[Stored entries]
>>>>
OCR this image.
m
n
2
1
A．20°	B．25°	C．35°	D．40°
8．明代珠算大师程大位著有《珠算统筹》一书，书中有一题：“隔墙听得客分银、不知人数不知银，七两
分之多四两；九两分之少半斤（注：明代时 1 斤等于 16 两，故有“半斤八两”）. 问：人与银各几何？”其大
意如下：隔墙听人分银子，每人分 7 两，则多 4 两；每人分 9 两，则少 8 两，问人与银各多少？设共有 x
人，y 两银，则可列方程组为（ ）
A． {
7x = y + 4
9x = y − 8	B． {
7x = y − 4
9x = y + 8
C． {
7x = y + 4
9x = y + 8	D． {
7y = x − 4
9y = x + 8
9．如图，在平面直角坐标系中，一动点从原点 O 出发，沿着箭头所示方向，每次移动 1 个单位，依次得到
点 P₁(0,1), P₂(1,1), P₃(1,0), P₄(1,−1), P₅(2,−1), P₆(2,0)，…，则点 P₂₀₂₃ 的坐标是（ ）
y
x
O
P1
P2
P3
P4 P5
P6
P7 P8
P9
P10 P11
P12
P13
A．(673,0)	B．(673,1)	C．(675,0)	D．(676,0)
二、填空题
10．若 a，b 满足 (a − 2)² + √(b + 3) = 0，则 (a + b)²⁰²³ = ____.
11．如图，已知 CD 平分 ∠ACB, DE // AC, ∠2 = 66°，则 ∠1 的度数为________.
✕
<<<<
Using the data above, repeat every line exactly.

OCR this image.
m
n
2
1
A．20°	B．25°	C．35°	D．40°
8．明代珠算大师程大位著有《珠算统筹》一书，书中有一题：“隔墙听得客分银、不知人数不知银，七两
分之多四两；九两分之少半斤（注：明代时 1 斤等于 16 两，故有“半斤八两”）. 问：人与银各几何？”其大
意如下：隔墙听人分银子，每人分 7 两，则多 4 两；每人分 9 两，则少 8 两，问人与银各多少？设共有 x
人，y 两银，则可列方程组为（ ）
A． {
7x = y + 4
9x = y − 8	B． {
7x = y − 4
9x = y + 8
C． {
7x = y + 4
9x = y + 8	D． {
7y = x − 4
9y = x + 8
9．如图，在平面直角坐标系中，一动点从原点 O 出发，沿着箭头所示方向，每次移动 1 个单位，依次得到
点 P₁(0,1), P₂(1,1), P₃(1,0), P₄(1,−1), P₅(2,−1), P₆(2,0)，…，则点 P₂₀₂₃ 的坐标是（ ）
y
x
O
P1
P2
P3
P4 P5
P6
P7 P8
P9
P10 P11
P12
P13
A．(673,0)	B．(673,1)	C．(675,0)	D．(676,0)
二、填空题
10．若 a，b 满足 (a − 2)² + √(b + 3) = 0，则 (a + b)²⁰²³ = ____.
11．如图，已知 CD 平分 ∠ACB, DE // AC, ∠2 = 66°，则 ∠1 的度数为________.
✕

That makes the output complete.